**PROVIDED DATA:**
• • • • • • •

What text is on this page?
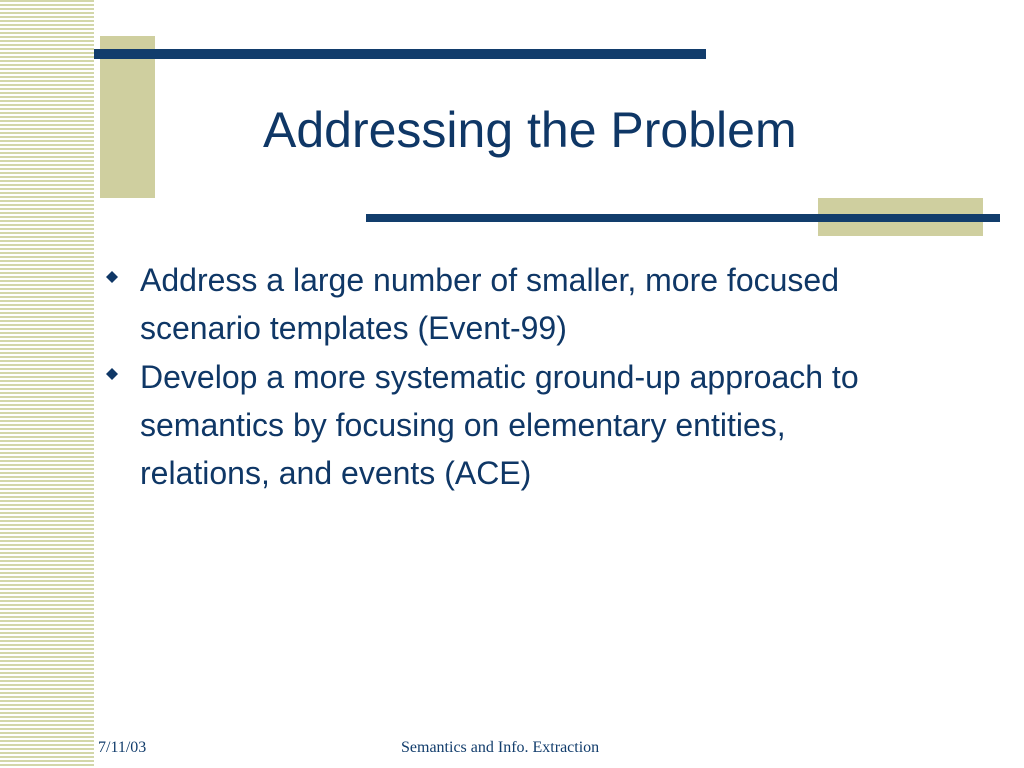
Addressing the Problem
Address a large number of smaller, more focused scenario templates (Event-99)
Develop a more systematic ground-up approach to semantics by focusing on elementary entities, relations, and events (ACE)
7/11/03	Semantics and Info. Extraction
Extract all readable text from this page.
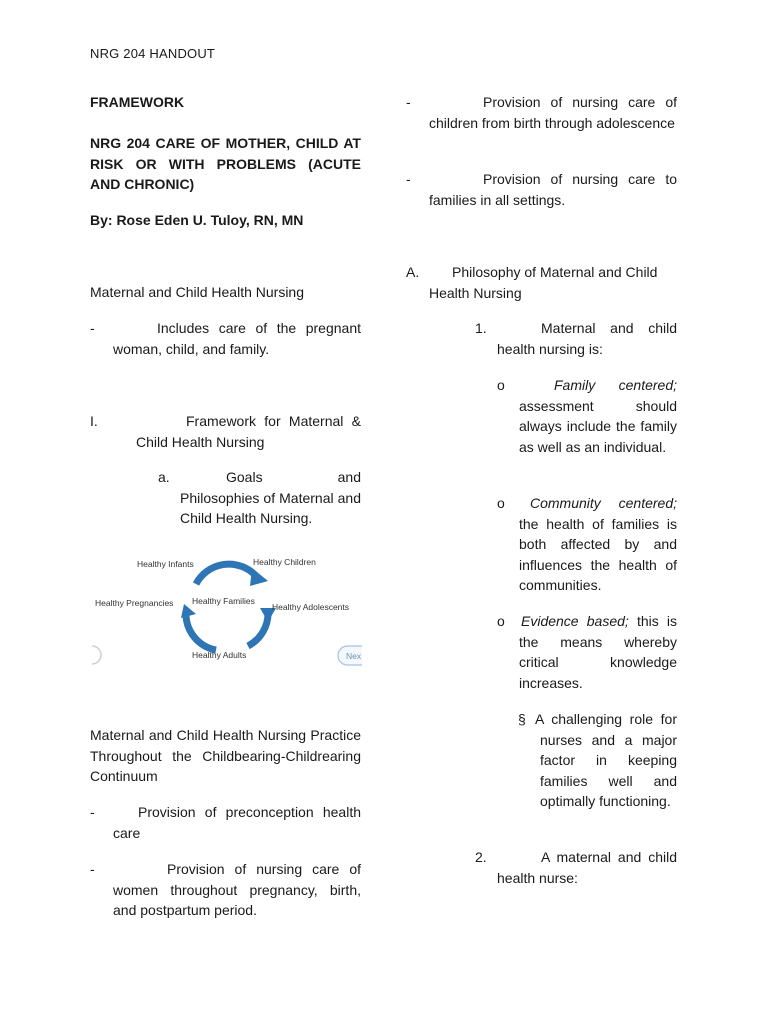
NRG 204 HANDOUT
FRAMEWORK
NRG 204 CARE OF MOTHER, CHILD AT RISK OR WITH PROBLEMS (ACUTE AND CHRONIC)
By: Rose Eden U. Tuloy, RN, MN
Maternal and Child Health Nursing
-	Includes care of the pregnant woman, child, and family.
I.	Framework for Maternal & Child Health Nursing
a.	Goals and Philosophies of Maternal and Child Health Nursing.
Healthy Infants	Healthy Children
Healthy Pregnancies Healthy Families
Healthy Adolescents
Healthy Adults	Nex
Maternal and Child Health Nursing Practice Throughout the Childbearing-Childrearing Continuum
-	Provision of preconception health care
-	Provision of nursing care of women throughout pregnancy, birth, and postpartum period.
-	Provision of nursing care of children from birth through adolescence
-	Provision of nursing care to families in all settings.
A.	Philosophy of Maternal and Child Health Nursing
1.	Maternal and child health nursing is:
o	Family centered; assessment should always include the family as well as an individual.
o	Community centered; the health of families is both affected by and influences the health of communities.
o Evidence based; this is the means whereby critical knowledge increases.
§ A challenging role for nurses and a major factor in keeping families well and optimally functioning.
2.	A maternal and child health nurse:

• • • • • • •

**TO DO:**
Images in the records should not be copied. Repeat all the rest exactly.

**WRITTEN ANSWER:**
What text is on this page?
Addressing the Problem
Address a large number of smaller, more focused scenario templates (Event-99)
Develop a more systematic ground-up approach to semantics by focusing on elementary entities, relations, and events (ACE)
7/11/03	Semantics and Info. Extraction
Extract all readable text from this page.
NRG 204 HANDOUT
FRAMEWORK
NRG 204 CARE OF MOTHER, CHILD AT RISK OR WITH PROBLEMS (ACUTE AND CHRONIC)
By: Rose Eden U. Tuloy, RN, MN
Maternal and Child Health Nursing
-	Includes care of the pregnant woman, child, and family.
I.	Framework for Maternal & Child Health Nursing
a.	Goals and Philosophies of Maternal and Child Health Nursing.
Healthy Infants	Healthy Children
Healthy Pregnancies Healthy Families
Healthy Adolescents
Healthy Adults	Nex
Maternal and Child Health Nursing Practice Throughout the Childbearing-Childrearing Continuum
-	Provision of preconception health care
-	Provision of nursing care of women throughout pregnancy, birth, and postpartum period.
-	Provision of nursing care of children from birth through adolescence
-	Provision of nursing care to families in all settings.
A.	Philosophy of Maternal and Child Health Nursing
1.	Maternal and child health nursing is:
o	Family centered; assessment should always include the family as well as an individual.
o	Community centered; the health of families is both affected by and influences the health of communities.
o Evidence based; this is the means whereby critical knowledge increases.
§ A challenging role for nurses and a major factor in keeping families well and optimally functioning.
2.	A maternal and child health nurse:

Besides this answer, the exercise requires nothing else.